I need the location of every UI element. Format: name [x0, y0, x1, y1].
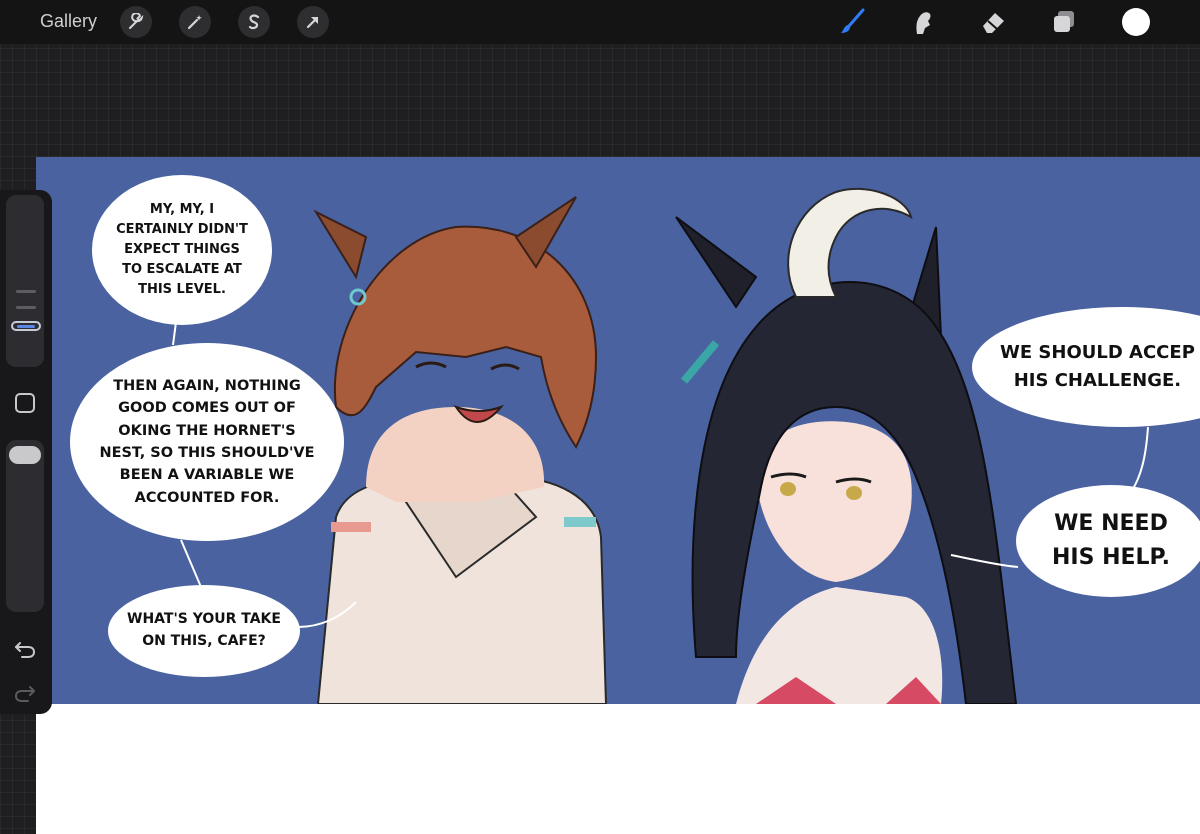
layers-icon[interactable] — [1048, 6, 1080, 38]
bubble-text-line: accounted for. — [134, 489, 280, 506]
bubble-text-line: expect things — [124, 241, 240, 257]
bubble-text-line: My, my, I — [149, 201, 215, 217]
slider-tick — [16, 290, 36, 293]
bubble-text-line: We should accep — [1000, 342, 1195, 364]
bubble-text-line: good comes out of — [118, 400, 296, 417]
bubble-text-line: nest, so this should've — [99, 445, 315, 461]
opacity-slider[interactable] — [6, 440, 44, 612]
left-character-illustration — [313, 196, 608, 704]
top-toolbar: Gallery — [0, 0, 1200, 44]
bubble-text-line: Then again, nothing — [113, 377, 301, 394]
eraser-icon[interactable] — [977, 6, 1009, 38]
magic-wand-icon[interactable] — [179, 6, 211, 38]
speech-bubble-2: Then again, nothing good comes out of ok… — [70, 343, 344, 541]
slider-tick — [16, 306, 36, 309]
transform-arrow-icon[interactable] — [297, 6, 329, 38]
bubble-text-line: We need — [1054, 510, 1168, 536]
bubble-text-line: certainly didn't — [116, 221, 248, 237]
bubble-text-line: on this, Cafe? — [142, 633, 266, 649]
bubble-text-line: to escalate at — [122, 262, 242, 278]
bubble-text-line: been a variable we — [119, 467, 295, 484]
wrench-icon[interactable] — [120, 6, 152, 38]
redo-icon[interactable] — [12, 679, 38, 705]
undo-icon[interactable] — [12, 635, 38, 661]
smudge-icon[interactable] — [907, 6, 939, 38]
selection-s-icon[interactable] — [238, 6, 270, 38]
brush-size-knob[interactable] — [11, 321, 41, 331]
bubble-text-line: his help. — [1051, 545, 1170, 570]
left-sidebar — [0, 190, 52, 714]
comic-panel: My, my, I certainly didn't expect things… — [36, 157, 1200, 704]
opacity-knob[interactable] — [9, 446, 41, 464]
bubble-text-line: oking the hornet's — [118, 422, 296, 439]
speech-bubble-5: We need his help. — [1016, 485, 1200, 597]
modify-square-icon[interactable] — [15, 393, 35, 413]
brush-size-slider[interactable] — [6, 195, 44, 367]
speech-bubble-1: My, my, I certainly didn't expect things… — [92, 175, 272, 325]
bubble-text-line: his challenge. — [1013, 370, 1182, 391]
bubble-text-line: this level. — [138, 282, 226, 298]
gallery-button[interactable]: Gallery — [40, 11, 97, 32]
brush-icon[interactable] — [836, 6, 868, 38]
color-swatch[interactable] — [1122, 8, 1150, 36]
bubble-text-line: What's your take — [127, 611, 281, 628]
speech-bubble-3: What's your take on this, Cafe? — [108, 585, 300, 677]
drawing-canvas[interactable]: My, my, I certainly didn't expect things… — [36, 157, 1200, 834]
right-character-illustration — [675, 187, 1018, 704]
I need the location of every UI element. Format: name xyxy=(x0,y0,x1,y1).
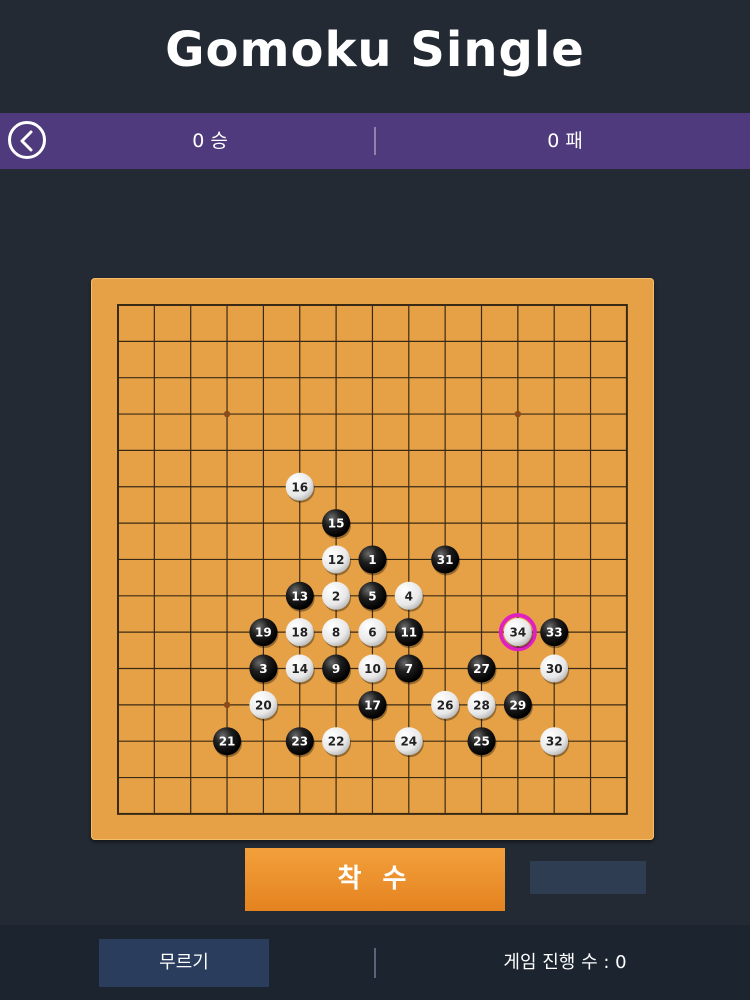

########

*Written exercise*:
Could you give back only the part that opens with the line containing "layers-icon[interactable] — [1048, 6, 1080, 38]" and closes with the line containing "bubble-text-line: We should", with "slider-tick" replaced by "slider-mark" and everything else left unchanged?

*Response for this exercise*:
layers-icon[interactable] — [1048, 6, 1080, 38]
bubble-text-line: accounted for. — [134, 489, 280, 506]
bubble-text-line: expect things — [124, 241, 240, 257]
bubble-text-line: My, my, I — [149, 201, 215, 217]
slider-mark — [16, 290, 36, 293]
bubble-text-line: We should accep — [1000, 342, 1195, 364]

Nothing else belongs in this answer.